EXERCISE PROMPT: Look through the listing and locate every line containing the word "Single"; copy those lines.

PROVIDED MATERIAL:
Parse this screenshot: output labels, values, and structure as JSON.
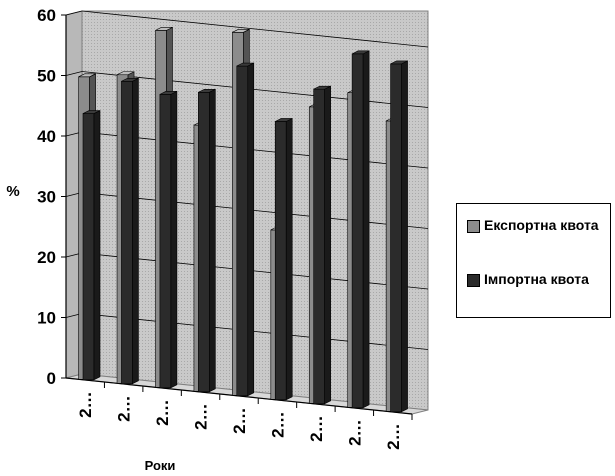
{
  "chart_data": {
    "type": "bar",
    "title": "",
    "xlabel": "Роки",
    "ylabel": "%",
    "ylim": [
      0,
      60
    ],
    "yticks": [
      "0",
      "10",
      "20",
      "30",
      "40",
      "50",
      "60"
    ],
    "categories": [
      "2…",
      "2…",
      "2…",
      "2…",
      "2…",
      "2…",
      "2…",
      "2…",
      "2…"
    ],
    "series": [
      {
        "name": "Експортна квота",
        "color": "#8c8c8c",
        "values": [
          50,
          51,
          59,
          44,
          60,
          28,
          49,
          52,
          48
        ]
      },
      {
        "name": "Імпортна квота",
        "color": "#2b2b2b",
        "values": [
          44,
          50,
          48.5,
          49.5,
          54.5,
          46,
          52,
          58.5,
          57.5
        ]
      }
    ],
    "grid": true,
    "legend_position": "right",
    "style": "3d-clustered-column",
    "background": "#c9c9c9"
  }
}
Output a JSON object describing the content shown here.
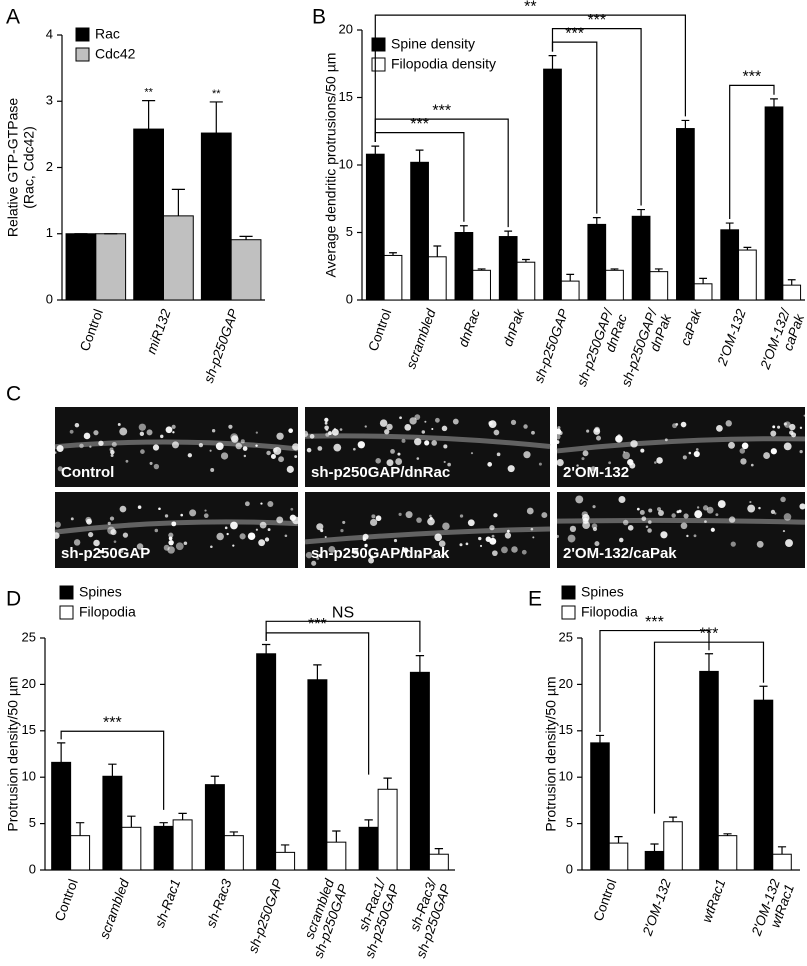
{
  "chart_data": [
    {
      "type": "bar",
      "label": "A",
      "ylabel": [
        "Relative GTP-GTPase",
        "(Rac, Cdc42)"
      ],
      "categories": [
        [
          "Control"
        ],
        [
          "miR132"
        ],
        [
          "sh-p250GAP"
        ]
      ],
      "series": [
        {
          "name": "Rac",
          "color": "#000000",
          "values": [
            1.0,
            2.58,
            2.52
          ],
          "errors": [
            0,
            0.43,
            0.47
          ]
        },
        {
          "name": "Cdc42",
          "color": "#c0c0c0",
          "values": [
            1.0,
            1.27,
            0.91
          ],
          "errors": [
            0,
            0.4,
            0.05
          ]
        }
      ],
      "annotations": [
        {
          "category": 1,
          "series": 0,
          "text": "**"
        },
        {
          "category": 2,
          "series": 0,
          "text": "**"
        }
      ],
      "ylim": [
        0,
        4
      ],
      "yticks": [
        0,
        1,
        2,
        3,
        4
      ]
    },
    {
      "type": "bar",
      "label": "B",
      "ylabel": [
        "Average dendritic protrusions/50 µm"
      ],
      "categories": [
        [
          "Control"
        ],
        [
          "scrambled"
        ],
        [
          "dnRac"
        ],
        [
          "dnPak"
        ],
        [
          "sh-p250GAP"
        ],
        [
          "sh-p250GAP/",
          "dnRac"
        ],
        [
          "sh-p250GAP/",
          "dnPak"
        ],
        [
          "caPak"
        ],
        [
          "2'OM-132"
        ],
        [
          "2'OM-132/",
          "caPak"
        ]
      ],
      "series": [
        {
          "name": "Spine density",
          "color": "#000000",
          "values": [
            10.8,
            10.2,
            5.0,
            4.7,
            17.1,
            5.6,
            6.2,
            12.7,
            5.2,
            14.3
          ],
          "errors": [
            0.6,
            0.9,
            0.5,
            0.4,
            1.0,
            0.5,
            0.5,
            0.6,
            0.5,
            0.6
          ]
        },
        {
          "name": "Filopodia density",
          "color": "#ffffff",
          "values": [
            3.3,
            3.2,
            2.2,
            2.8,
            1.4,
            2.2,
            2.1,
            1.2,
            3.7,
            1.1
          ],
          "errors": [
            0.2,
            0.8,
            0.1,
            0.2,
            0.5,
            0.1,
            0.2,
            0.4,
            0.2,
            0.4
          ]
        }
      ],
      "brackets": [
        {
          "from": 0,
          "to": 2,
          "label": "***"
        },
        {
          "from": 0,
          "to": 3,
          "label": "***"
        },
        {
          "from": 4,
          "to": 5,
          "label": "***"
        },
        {
          "from": 4,
          "to": 6,
          "label": "***"
        },
        {
          "from": 0,
          "to": 7,
          "label": "**"
        },
        {
          "from": 8,
          "to": 9,
          "label": "***"
        }
      ],
      "ylim": [
        0,
        20
      ],
      "yticks": [
        0,
        5,
        10,
        15,
        20
      ]
    },
    {
      "type": "bar",
      "label": "D",
      "ylabel": [
        "Protrusion density/50 µm"
      ],
      "categories": [
        [
          "Control"
        ],
        [
          "scrambled"
        ],
        [
          "sh-Rac1"
        ],
        [
          "sh-Rac3"
        ],
        [
          "sh-p250GAP"
        ],
        [
          "scrambled",
          "sh-p250GAP"
        ],
        [
          "sh-Rac1/",
          "sh-p250GAP"
        ],
        [
          "sh-Rac3/",
          "sh-p250GAP"
        ]
      ],
      "series": [
        {
          "name": "Spines",
          "color": "#000000",
          "values": [
            11.6,
            10.1,
            4.7,
            9.2,
            23.3,
            20.5,
            4.6,
            21.3
          ],
          "errors": [
            2.1,
            1.3,
            0.4,
            0.9,
            1.0,
            1.6,
            0.8,
            1.8
          ]
        },
        {
          "name": "Filopodia",
          "color": "#ffffff",
          "values": [
            3.7,
            4.6,
            5.4,
            3.7,
            1.9,
            3.0,
            8.7,
            1.7
          ],
          "errors": [
            1.4,
            1.2,
            0.7,
            0.4,
            0.8,
            1.2,
            1.2,
            0.6
          ]
        }
      ],
      "brackets": [
        {
          "from": 0,
          "to": 2,
          "label": "***"
        },
        {
          "from": 4,
          "to": 6,
          "label": "***"
        },
        {
          "from": 4,
          "to": 7,
          "label": "NS"
        }
      ],
      "ylim": [
        0,
        25
      ],
      "yticks": [
        0,
        5,
        10,
        15,
        20,
        25
      ]
    },
    {
      "type": "bar",
      "label": "E",
      "ylabel": [
        "Protrusion density/50 µm"
      ],
      "categories": [
        [
          "Control"
        ],
        [
          "2'OM-132"
        ],
        [
          "wtRac1"
        ],
        [
          "2'OM-132",
          "wtRac1"
        ]
      ],
      "series": [
        {
          "name": "Spines",
          "color": "#000000",
          "values": [
            13.7,
            2.0,
            21.4,
            18.3
          ],
          "errors": [
            0.8,
            0.8,
            1.9,
            1.5
          ]
        },
        {
          "name": "Filopodia",
          "color": "#ffffff",
          "values": [
            2.9,
            5.2,
            3.7,
            1.7
          ],
          "errors": [
            0.7,
            0.5,
            0.2,
            0.8
          ]
        }
      ],
      "brackets": [
        {
          "from": 1,
          "to": 3,
          "label": "***"
        },
        {
          "from": 0,
          "to": 2,
          "label": "***"
        }
      ],
      "ylim": [
        0,
        25
      ],
      "yticks": [
        0,
        5,
        10,
        15,
        20,
        25
      ]
    }
  ],
  "images": {
    "label": "C",
    "captions": [
      "Control",
      "sh-p250GAP/dnRac",
      "2'OM-132",
      "sh-p250GAP",
      "sh-p250GAP/dnPak",
      "2'OM-132/caPak"
    ]
  }
}
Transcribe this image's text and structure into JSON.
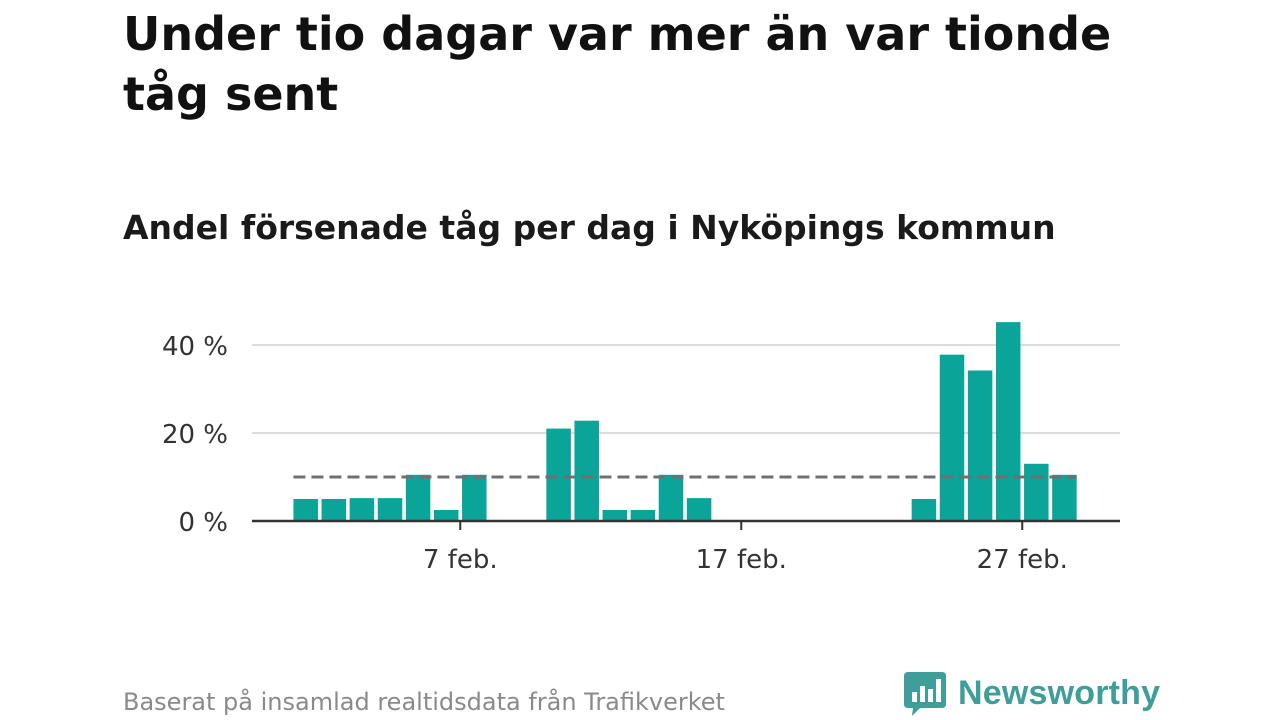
{
  "title": "Under tio dagar var mer än var tionde tåg sent",
  "subtitle": "Andel försenade tåg per dag i Nyköpings kommun",
  "footer": "Baserat på insamlad realtidsdata från Trafikverket",
  "brand": {
    "name": "Newsworthy",
    "icon": "newsworthy-bar-chart-icon",
    "color": "#3f9e9a"
  },
  "colors": {
    "bar": "#0aa598",
    "grid": "#dcdcdc",
    "axis": "#333333",
    "reference_line": "#707070"
  },
  "chart_data": {
    "type": "bar",
    "x_unit": "day of February",
    "x": [
      1,
      2,
      3,
      4,
      5,
      6,
      7,
      8,
      9,
      10,
      11,
      12,
      13,
      14,
      15,
      16,
      17,
      18,
      19,
      20,
      21,
      22,
      23,
      24,
      25,
      26,
      27,
      28
    ],
    "values": [
      5,
      5,
      5.2,
      5.2,
      10.5,
      2.5,
      10.5,
      0,
      0,
      21,
      22.8,
      2.5,
      2.5,
      10.5,
      5.2,
      0,
      0,
      0,
      0,
      0,
      0,
      0,
      5,
      37.8,
      34.2,
      45.2,
      13,
      10.5
    ],
    "x_ticks": [
      7,
      17,
      27
    ],
    "x_tick_labels": [
      "7 feb.",
      "17 feb.",
      "27 feb."
    ],
    "y_ticks": [
      0,
      20,
      40
    ],
    "y_tick_labels": [
      "0 %",
      "20 %",
      "40 %"
    ],
    "ylim": [
      0,
      47
    ],
    "reference_line": {
      "value": 10,
      "style": "dashed"
    },
    "grid": true,
    "legend": "none"
  }
}
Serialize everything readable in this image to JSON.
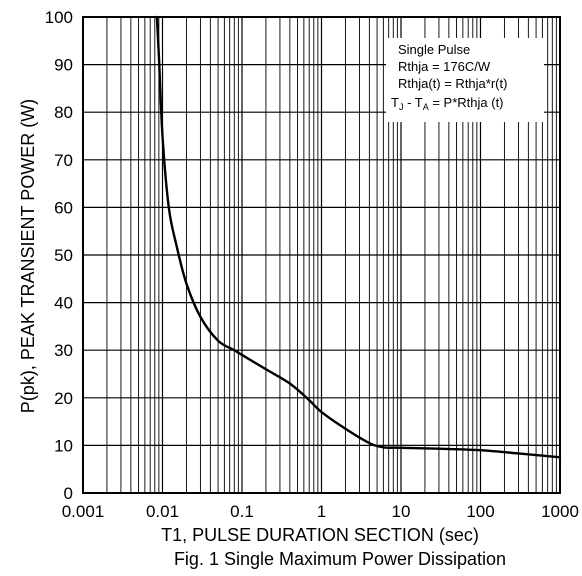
{
  "chart_data": {
    "type": "line",
    "caption": "Fig. 1 Single Maximum Power Dissipation",
    "xlabel": "T1, PULSE DURATION SECTION (sec)",
    "ylabel": "P(pk), PEAK TRANSIENT POWER (W)",
    "x_scale": "log",
    "xlim": [
      0.001,
      1000
    ],
    "ylim": [
      0,
      100
    ],
    "grid": true,
    "x_ticks": [
      "0.001",
      "0.01",
      "0.1",
      "1",
      "10",
      "100",
      "1000"
    ],
    "y_ticks": [
      "0",
      "10",
      "20",
      "30",
      "40",
      "50",
      "60",
      "70",
      "80",
      "90",
      "100"
    ],
    "annotation": {
      "line1": "Single Pulse",
      "line2": "Rthja = 176C/W",
      "line3": "Rthja(t) = Rthja*r(t)",
      "line4_prefix": "T",
      "line4_sub1": "J",
      "line4_mid": " - T",
      "line4_sub2": "A",
      "line4_suffix": " = P*Rthja (t)"
    },
    "series": [
      {
        "x": [
          0.0085,
          0.009,
          0.01,
          0.012,
          0.015,
          0.02,
          0.03,
          0.05,
          0.08,
          0.1,
          0.2,
          0.4,
          0.7,
          1,
          2,
          4,
          6,
          10,
          30,
          100,
          300,
          1000
        ],
        "y": [
          100,
          92,
          75,
          60,
          52,
          44,
          37,
          32,
          30,
          29,
          26,
          23,
          19.5,
          17,
          13.5,
          10.5,
          9.6,
          9.5,
          9.3,
          9,
          8.3,
          7.5
        ]
      }
    ],
    "line_color": "#000000"
  }
}
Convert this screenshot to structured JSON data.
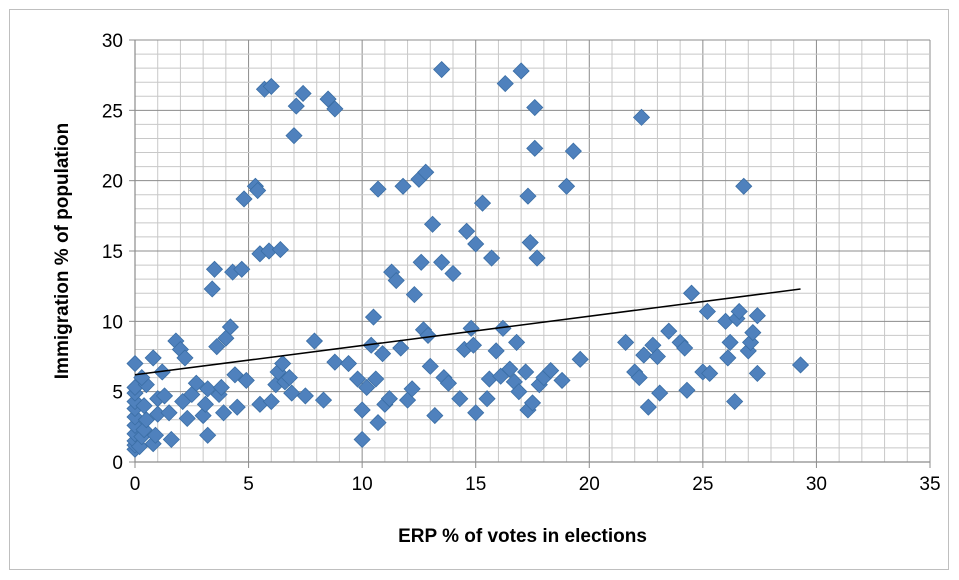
{
  "chart_data": {
    "type": "scatter",
    "xlabel": "ERP % of votes in elections",
    "ylabel": "Immigration % of population",
    "xlim": [
      0,
      35
    ],
    "ylim": [
      0,
      30
    ],
    "x_ticks": [
      "0",
      "5",
      "10",
      "15",
      "20",
      "25",
      "30",
      "35"
    ],
    "y_ticks": [
      "0",
      "5",
      "10",
      "15",
      "20",
      "25",
      "30"
    ],
    "grid": "major and minor",
    "legend": "none",
    "marker": "diamond",
    "marker_color": "#4f81bd",
    "trendline": {
      "type": "linear",
      "x_start": 0,
      "y_start": 6.2,
      "x_end": 29.3,
      "y_end": 12.3,
      "color": "#000000"
    },
    "series": [
      {
        "points": [
          [
            0,
            0.9
          ],
          [
            0,
            1.2
          ],
          [
            0,
            1.5
          ],
          [
            0,
            2.0
          ],
          [
            0,
            2.6
          ],
          [
            0,
            3.2
          ],
          [
            0,
            3.8
          ],
          [
            0,
            4.3
          ],
          [
            0,
            4.9
          ],
          [
            0,
            5.3
          ],
          [
            0,
            7.0
          ],
          [
            0.2,
            1.1
          ],
          [
            0.3,
            1.8
          ],
          [
            0.4,
            2.3
          ],
          [
            0.5,
            3.0
          ],
          [
            0.4,
            4.0
          ],
          [
            0.5,
            5.5
          ],
          [
            0.3,
            6.0
          ],
          [
            0.8,
            1.3
          ],
          [
            0.9,
            1.9
          ],
          [
            1.0,
            3.4
          ],
          [
            1.0,
            4.5
          ],
          [
            0.8,
            7.4
          ],
          [
            1.2,
            6.4
          ],
          [
            1.3,
            4.7
          ],
          [
            1.5,
            3.5
          ],
          [
            1.6,
            1.6
          ],
          [
            1.8,
            8.6
          ],
          [
            2.0,
            8.0
          ],
          [
            2.2,
            7.4
          ],
          [
            2.1,
            4.3
          ],
          [
            2.3,
            3.1
          ],
          [
            2.5,
            4.8
          ],
          [
            2.7,
            5.6
          ],
          [
            3.0,
            3.3
          ],
          [
            3.1,
            4.1
          ],
          [
            3.2,
            5.2
          ],
          [
            3.2,
            1.9
          ],
          [
            3.4,
            12.3
          ],
          [
            3.5,
            13.7
          ],
          [
            3.6,
            8.2
          ],
          [
            3.7,
            4.8
          ],
          [
            3.8,
            5.3
          ],
          [
            3.9,
            3.5
          ],
          [
            4.0,
            8.8
          ],
          [
            4.2,
            9.6
          ],
          [
            4.3,
            13.5
          ],
          [
            4.4,
            6.2
          ],
          [
            4.5,
            3.9
          ],
          [
            4.7,
            13.7
          ],
          [
            4.8,
            18.7
          ],
          [
            4.9,
            5.8
          ],
          [
            5.3,
            19.6
          ],
          [
            5.4,
            19.3
          ],
          [
            5.5,
            14.8
          ],
          [
            5.5,
            4.1
          ],
          [
            5.7,
            26.5
          ],
          [
            5.9,
            15.0
          ],
          [
            6.0,
            26.7
          ],
          [
            6.0,
            4.3
          ],
          [
            6.2,
            5.5
          ],
          [
            6.3,
            6.4
          ],
          [
            6.4,
            15.1
          ],
          [
            6.5,
            7.0
          ],
          [
            6.6,
            5.7
          ],
          [
            6.8,
            6.0
          ],
          [
            6.9,
            4.9
          ],
          [
            7.0,
            23.2
          ],
          [
            7.1,
            25.3
          ],
          [
            7.4,
            26.2
          ],
          [
            7.5,
            4.7
          ],
          [
            7.9,
            8.6
          ],
          [
            8.3,
            4.4
          ],
          [
            8.5,
            25.8
          ],
          [
            8.8,
            25.1
          ],
          [
            8.8,
            7.1
          ],
          [
            9.4,
            7.0
          ],
          [
            9.8,
            5.9
          ],
          [
            10.0,
            3.7
          ],
          [
            10.0,
            1.6
          ],
          [
            10.2,
            5.3
          ],
          [
            10.4,
            8.3
          ],
          [
            10.5,
            10.3
          ],
          [
            10.6,
            5.9
          ],
          [
            10.7,
            19.4
          ],
          [
            10.7,
            2.8
          ],
          [
            10.9,
            7.7
          ],
          [
            11.0,
            4.1
          ],
          [
            11.2,
            4.5
          ],
          [
            11.3,
            13.5
          ],
          [
            11.5,
            12.9
          ],
          [
            11.7,
            8.1
          ],
          [
            11.8,
            19.6
          ],
          [
            12.0,
            4.4
          ],
          [
            12.2,
            5.2
          ],
          [
            12.3,
            11.9
          ],
          [
            12.5,
            20.1
          ],
          [
            12.6,
            14.2
          ],
          [
            12.7,
            9.4
          ],
          [
            12.8,
            20.6
          ],
          [
            12.9,
            9.0
          ],
          [
            13.0,
            6.8
          ],
          [
            13.1,
            16.9
          ],
          [
            13.2,
            3.3
          ],
          [
            13.5,
            14.2
          ],
          [
            13.5,
            27.9
          ],
          [
            13.6,
            6.0
          ],
          [
            13.8,
            5.6
          ],
          [
            14.0,
            13.4
          ],
          [
            14.3,
            4.5
          ],
          [
            14.5,
            8.0
          ],
          [
            14.6,
            16.4
          ],
          [
            14.8,
            9.5
          ],
          [
            14.9,
            8.3
          ],
          [
            15.0,
            15.5
          ],
          [
            15.0,
            3.5
          ],
          [
            15.3,
            18.4
          ],
          [
            15.5,
            4.5
          ],
          [
            15.6,
            5.9
          ],
          [
            15.7,
            14.5
          ],
          [
            15.9,
            7.9
          ],
          [
            16.1,
            6.1
          ],
          [
            16.2,
            9.5
          ],
          [
            16.3,
            26.9
          ],
          [
            16.5,
            6.6
          ],
          [
            16.7,
            5.7
          ],
          [
            16.8,
            8.5
          ],
          [
            16.9,
            5.0
          ],
          [
            17.0,
            27.8
          ],
          [
            17.2,
            6.4
          ],
          [
            17.3,
            3.7
          ],
          [
            17.4,
            15.6
          ],
          [
            17.5,
            4.2
          ],
          [
            17.6,
            25.2
          ],
          [
            17.6,
            22.3
          ],
          [
            17.7,
            14.5
          ],
          [
            17.8,
            5.5
          ],
          [
            17.3,
            18.9
          ],
          [
            18.0,
            6.0
          ],
          [
            18.3,
            6.5
          ],
          [
            18.8,
            5.8
          ],
          [
            19.0,
            19.6
          ],
          [
            19.3,
            22.1
          ],
          [
            19.6,
            7.3
          ],
          [
            21.6,
            8.5
          ],
          [
            22.0,
            6.4
          ],
          [
            22.2,
            6.0
          ],
          [
            22.3,
            24.5
          ],
          [
            22.4,
            7.6
          ],
          [
            22.6,
            3.9
          ],
          [
            22.8,
            8.3
          ],
          [
            23.0,
            7.5
          ],
          [
            23.1,
            4.9
          ],
          [
            23.5,
            9.3
          ],
          [
            24.0,
            8.5
          ],
          [
            24.2,
            8.1
          ],
          [
            24.3,
            5.1
          ],
          [
            24.5,
            12.0
          ],
          [
            25.0,
            6.4
          ],
          [
            25.2,
            10.7
          ],
          [
            25.3,
            6.3
          ],
          [
            26.0,
            10.0
          ],
          [
            26.1,
            7.4
          ],
          [
            26.2,
            8.5
          ],
          [
            26.4,
            4.3
          ],
          [
            26.5,
            10.2
          ],
          [
            26.6,
            10.7
          ],
          [
            26.8,
            19.6
          ],
          [
            27.0,
            7.9
          ],
          [
            27.1,
            8.5
          ],
          [
            27.2,
            9.2
          ],
          [
            27.4,
            10.4
          ],
          [
            27.4,
            6.3
          ],
          [
            29.3,
            6.9
          ]
        ]
      }
    ]
  }
}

FINISHED EXERCISE:
    "caption": "Fig. 1 Single Maximum Power Dissipation",
      "line1": "Single Pulse",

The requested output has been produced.